**What this task involves:** Count every line of the material that holds the string "spider". Respond with the total only.

**Collected data entries:**
===
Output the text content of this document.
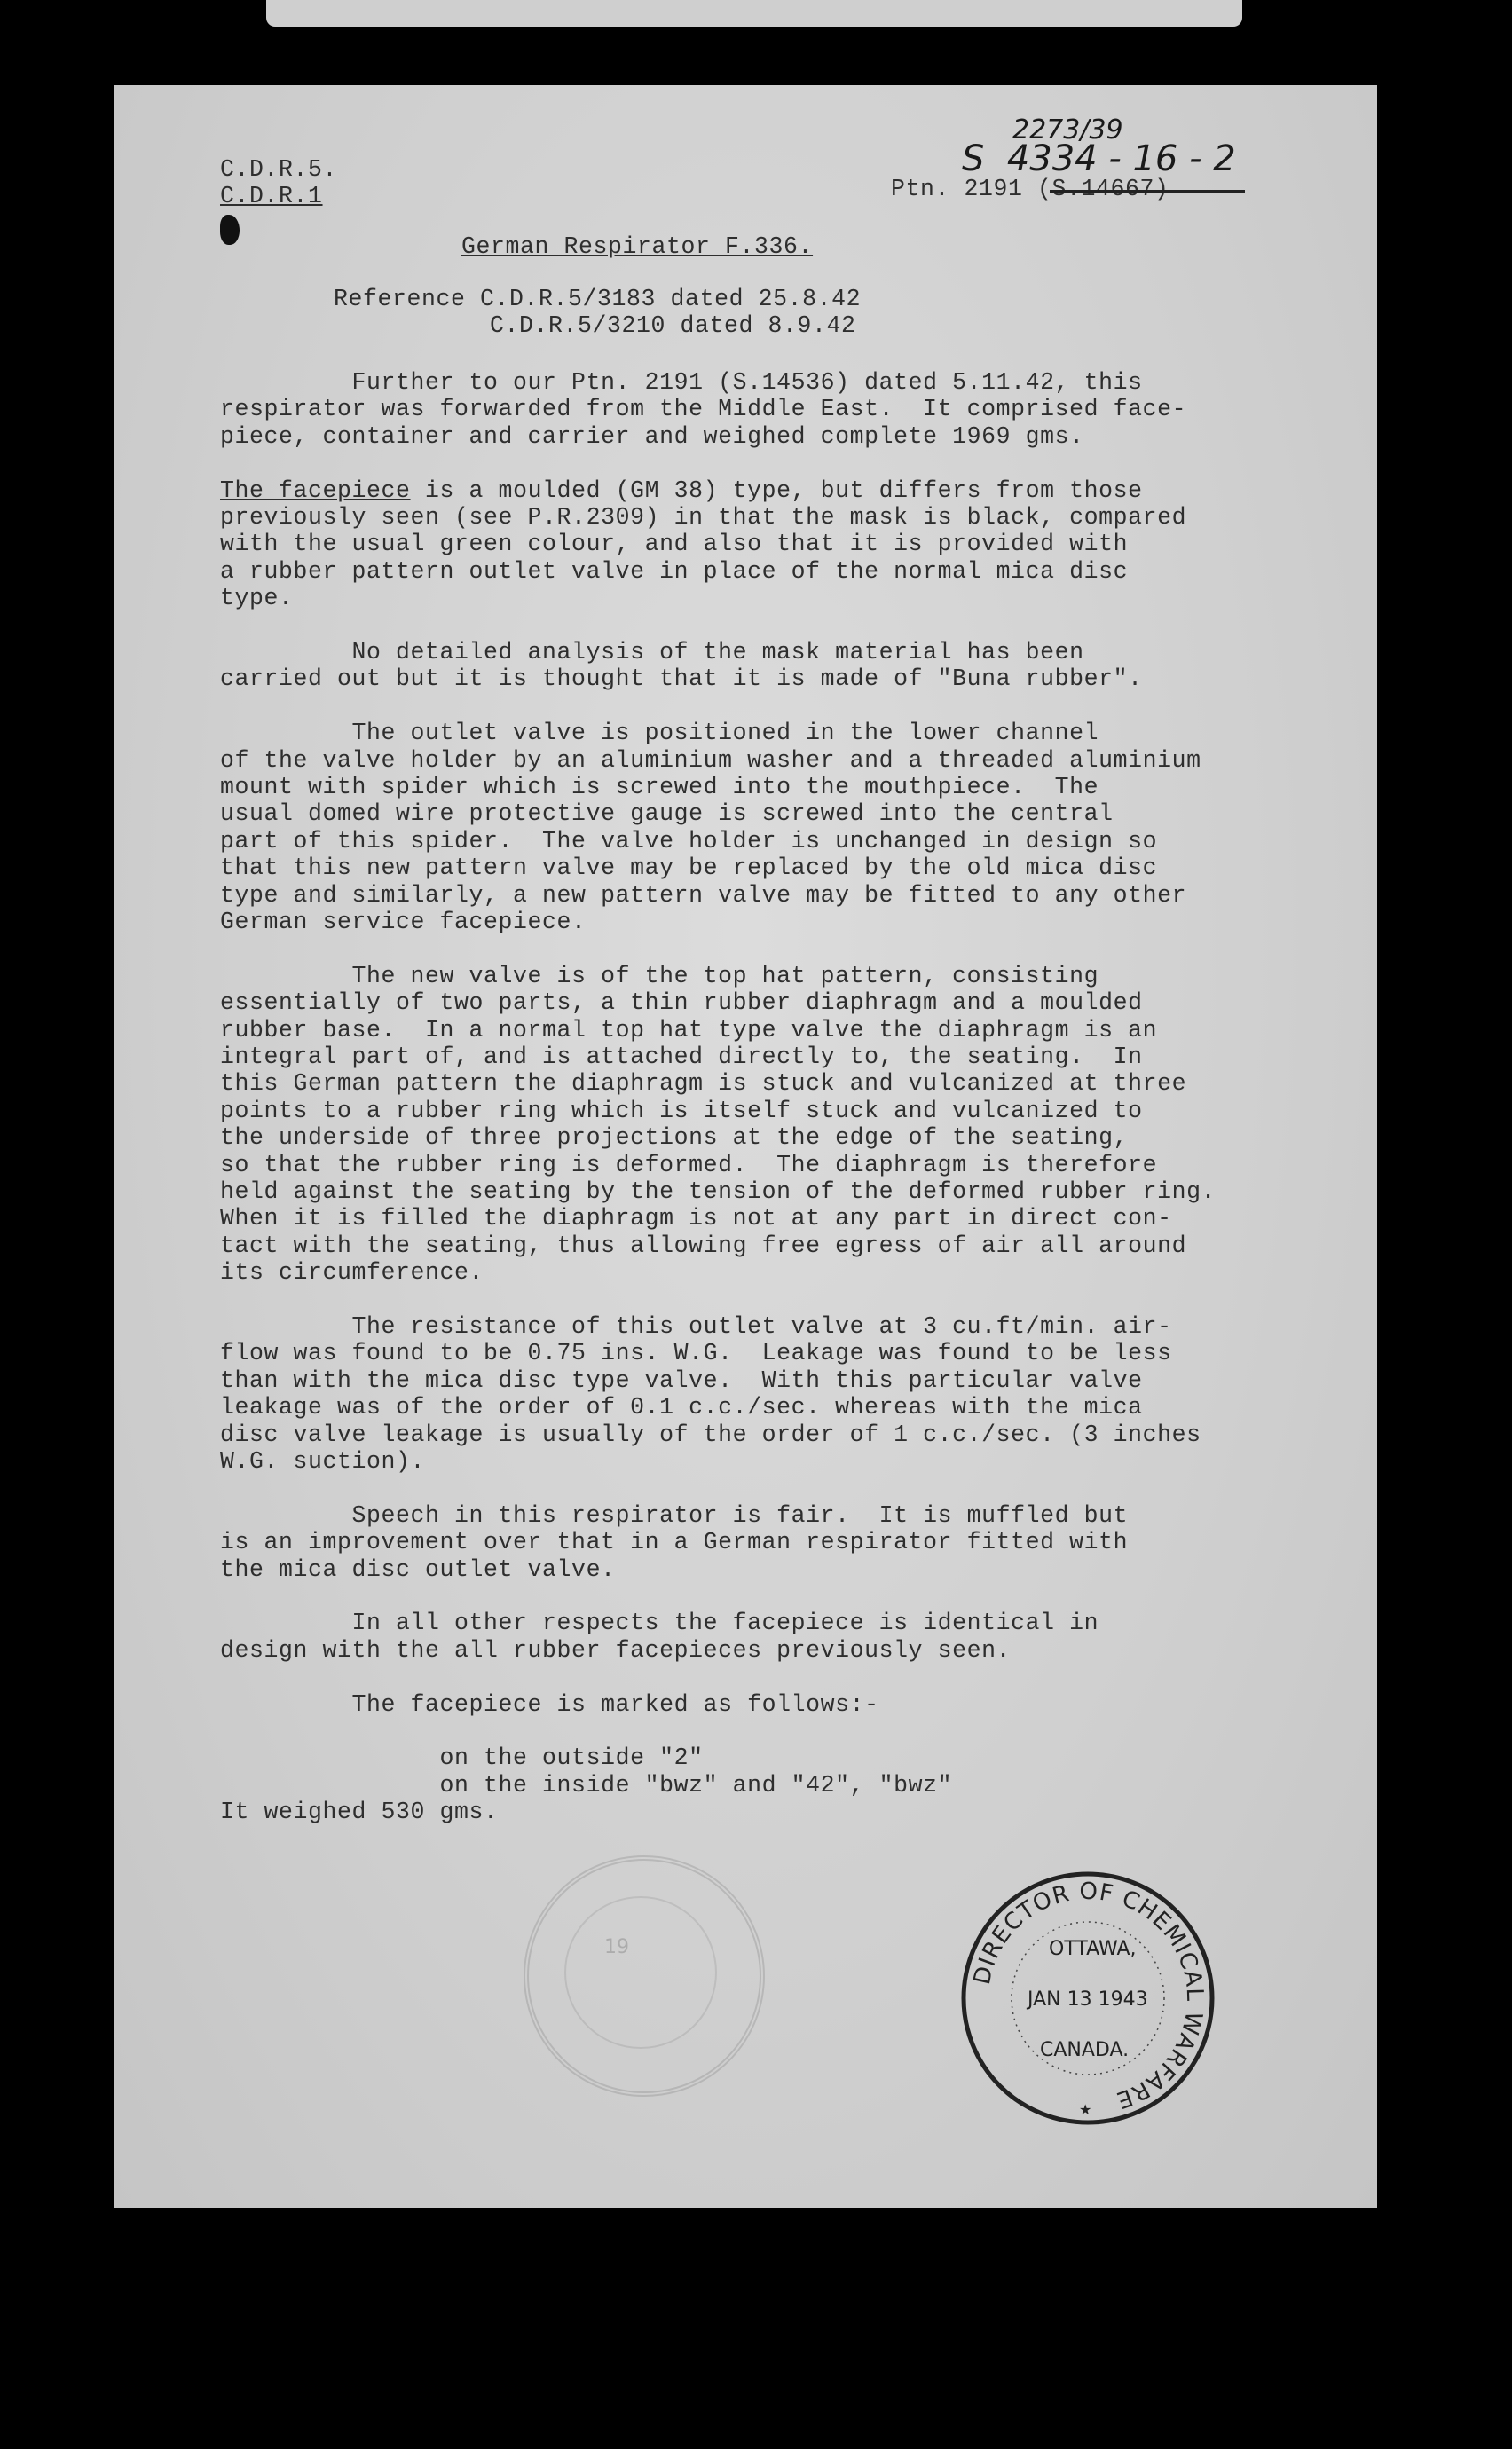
C.D.R.5.
C.D.R.1
2273/39
S  4334 - 16 - 2
Ptn. 2191 (S.14667)
German Respirator F.336.
Reference C.D.R.5/3183 dated 25.8.42
C.D.R.5/3210 dated 8.9.42
Further to our Ptn. 2191 (S.14536) dated 5.11.42, this
respirator was forwarded from the Middle East.  It comprised face-
piece, container and carrier and weighed complete 1969 gms.
The facepiece is a moulded (GM 38) type, but differs from those
previously seen (see P.R.2309) in that the mask is black, compared
with the usual green colour, and also that it is provided with
a rubber pattern outlet valve in place of the normal mica disc
type.
No detailed analysis of the mask material has been
carried out but it is thought that it is made of "Buna rubber".
The outlet valve is positioned in the lower channel
of the valve holder by an aluminium washer and a threaded aluminium
mount with spider which is screwed into the mouthpiece.  The
usual domed wire protective gauge is screwed into the central
part of this spider.  The valve holder is unchanged in design so
that this new pattern valve may be replaced by the old mica disc
type and similarly, a new pattern valve may be fitted to any other
German service facepiece.
The new valve is of the top hat pattern, consisting
essentially of two parts, a thin rubber diaphragm and a moulded
rubber base.  In a normal top hat type valve the diaphragm is an
integral part of, and is attached directly to, the seating.  In
this German pattern the diaphragm is stuck and vulcanized at three
points to a rubber ring which is itself stuck and vulcanized to
the underside of three projections at the edge of the seating,
so that the rubber ring is deformed.  The diaphragm is therefore
held against the seating by the tension of the deformed rubber ring.
When it is filled the diaphragm is not at any part in direct con-
tact with the seating, thus allowing free egress of air all around
its circumference.
The resistance of this outlet valve at 3 cu.ft/min. air-
flow was found to be 0.75 ins. W.G.  Leakage was found to be less
than with the mica disc type valve.  With this particular valve
leakage was of the order of 0.1 c.c./sec. whereas with the mica
disc valve leakage is usually of the order of 1 c.c./sec. (3 inches
W.G. suction).
Speech in this respirator is fair.  It is muffled but
is an improvement over that in a German respirator fitted with
the mica disc outlet valve.
In all other respects the facepiece is identical in
design with the all rubber facepieces previously seen.
The facepiece is marked as follows:-
on the outside "2"
on the inside "bwz" and "42", "bwz"
It weighed 530 gms.
19
DIRECTOR OF CHEMICAL WARFARE
OTTAWA,
JAN 13 1943
CANADA.
★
===
**Correct result:** 2